## [EXERCISE BRIEF]
Tell how many lines in these records contain the string "frac", with only the number as the reply.

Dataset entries

......

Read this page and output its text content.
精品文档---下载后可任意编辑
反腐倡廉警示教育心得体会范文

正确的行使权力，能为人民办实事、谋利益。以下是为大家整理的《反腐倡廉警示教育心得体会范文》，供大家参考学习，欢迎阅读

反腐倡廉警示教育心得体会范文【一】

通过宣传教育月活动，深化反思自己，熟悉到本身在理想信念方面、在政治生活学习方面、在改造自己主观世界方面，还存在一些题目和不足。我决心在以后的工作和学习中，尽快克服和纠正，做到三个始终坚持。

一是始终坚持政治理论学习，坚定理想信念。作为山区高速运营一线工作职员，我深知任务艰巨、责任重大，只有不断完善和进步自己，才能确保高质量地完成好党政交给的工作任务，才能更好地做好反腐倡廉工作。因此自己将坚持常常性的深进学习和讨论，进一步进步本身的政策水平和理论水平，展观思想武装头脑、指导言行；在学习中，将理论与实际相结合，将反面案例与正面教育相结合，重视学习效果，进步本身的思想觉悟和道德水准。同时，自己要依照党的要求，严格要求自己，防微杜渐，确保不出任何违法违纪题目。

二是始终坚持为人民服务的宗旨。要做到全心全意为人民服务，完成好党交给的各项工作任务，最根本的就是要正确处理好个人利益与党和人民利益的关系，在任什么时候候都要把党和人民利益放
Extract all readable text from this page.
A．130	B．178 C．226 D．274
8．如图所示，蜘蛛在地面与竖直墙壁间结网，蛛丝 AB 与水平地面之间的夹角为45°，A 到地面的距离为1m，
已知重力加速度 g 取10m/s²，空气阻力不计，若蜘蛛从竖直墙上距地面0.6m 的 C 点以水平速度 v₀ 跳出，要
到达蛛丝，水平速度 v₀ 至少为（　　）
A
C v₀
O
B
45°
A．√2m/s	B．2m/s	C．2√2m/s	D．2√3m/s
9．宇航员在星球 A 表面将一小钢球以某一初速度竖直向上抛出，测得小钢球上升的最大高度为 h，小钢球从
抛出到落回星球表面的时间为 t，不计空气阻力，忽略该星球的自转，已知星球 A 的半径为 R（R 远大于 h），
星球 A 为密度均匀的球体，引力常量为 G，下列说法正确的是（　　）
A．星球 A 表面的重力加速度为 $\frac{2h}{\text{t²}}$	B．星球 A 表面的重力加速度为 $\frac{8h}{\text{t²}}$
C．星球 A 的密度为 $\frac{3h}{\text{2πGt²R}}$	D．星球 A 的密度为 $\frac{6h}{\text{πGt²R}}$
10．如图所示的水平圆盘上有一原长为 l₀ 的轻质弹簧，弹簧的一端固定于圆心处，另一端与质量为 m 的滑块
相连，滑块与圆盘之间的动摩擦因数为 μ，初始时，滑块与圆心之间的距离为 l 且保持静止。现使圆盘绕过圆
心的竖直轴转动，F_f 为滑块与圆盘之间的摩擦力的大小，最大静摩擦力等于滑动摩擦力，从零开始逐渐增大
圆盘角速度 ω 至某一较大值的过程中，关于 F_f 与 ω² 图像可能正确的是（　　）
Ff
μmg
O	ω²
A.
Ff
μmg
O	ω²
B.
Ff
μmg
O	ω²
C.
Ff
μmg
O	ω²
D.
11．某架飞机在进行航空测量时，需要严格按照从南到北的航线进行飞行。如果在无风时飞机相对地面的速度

......

## [RESULT OF THIS EXERCISE]
2